### Instructions for the task
Quote the data below in full, minus the images.

### Input records
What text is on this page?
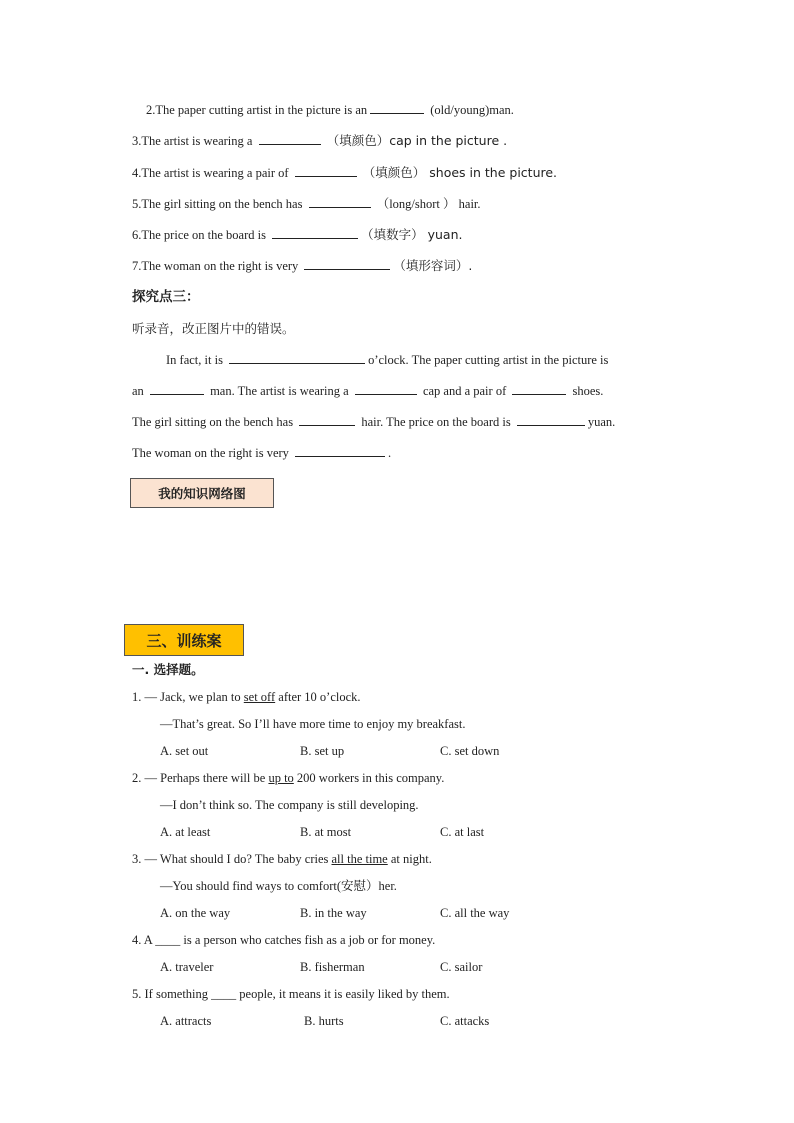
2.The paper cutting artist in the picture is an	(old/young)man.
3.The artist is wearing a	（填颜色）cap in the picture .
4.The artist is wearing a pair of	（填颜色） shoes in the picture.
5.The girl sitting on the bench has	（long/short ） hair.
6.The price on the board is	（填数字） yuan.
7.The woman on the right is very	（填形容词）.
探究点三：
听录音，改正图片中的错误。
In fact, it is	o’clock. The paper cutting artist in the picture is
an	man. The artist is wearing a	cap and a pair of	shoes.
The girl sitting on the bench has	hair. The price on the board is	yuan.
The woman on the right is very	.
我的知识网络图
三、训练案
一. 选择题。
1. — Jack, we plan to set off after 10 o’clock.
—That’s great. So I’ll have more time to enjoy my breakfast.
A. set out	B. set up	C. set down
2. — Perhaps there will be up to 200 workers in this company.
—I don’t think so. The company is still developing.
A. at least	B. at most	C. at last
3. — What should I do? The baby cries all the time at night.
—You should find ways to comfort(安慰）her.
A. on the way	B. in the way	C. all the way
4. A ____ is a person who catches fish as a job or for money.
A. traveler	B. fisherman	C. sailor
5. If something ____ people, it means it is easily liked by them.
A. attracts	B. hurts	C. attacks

### Answer to this task
What text is on this page?
2.The paper cutting artist in the picture is an	(old/young)man.
3.The artist is wearing a	（填颜色）cap in the picture .
4.The artist is wearing a pair of	（填颜色） shoes in the picture.
5.The girl sitting on the bench has	（long/short ） hair.
6.The price on the board is	（填数字） yuan.
7.The woman on the right is very	（填形容词）.
探究点三：
听录音，改正图片中的错误。
In fact, it is	o’clock. The paper cutting artist in the picture is
an	man. The artist is wearing a	cap and a pair of	shoes.
The girl sitting on the bench has	hair. The price on the board is	yuan.
The woman on the right is very	.
我的知识网络图
三、训练案
一. 选择题。
1. — Jack, we plan to set off after 10 o’clock.
—That’s great. So I’ll have more time to enjoy my breakfast.
A. set out	B. set up	C. set down
2. — Perhaps there will be up to 200 workers in this company.
—I don’t think so. The company is still developing.
A. at least	B. at most	C. at last
3. — What should I do? The baby cries all the time at night.
—You should find ways to comfort(安慰）her.
A. on the way	B. in the way	C. all the way
4. A ____ is a person who catches fish as a job or for money.
A. traveler	B. fisherman	C. sailor
5. If something ____ people, it means it is easily liked by them.
A. attracts	B. hurts	C. attacks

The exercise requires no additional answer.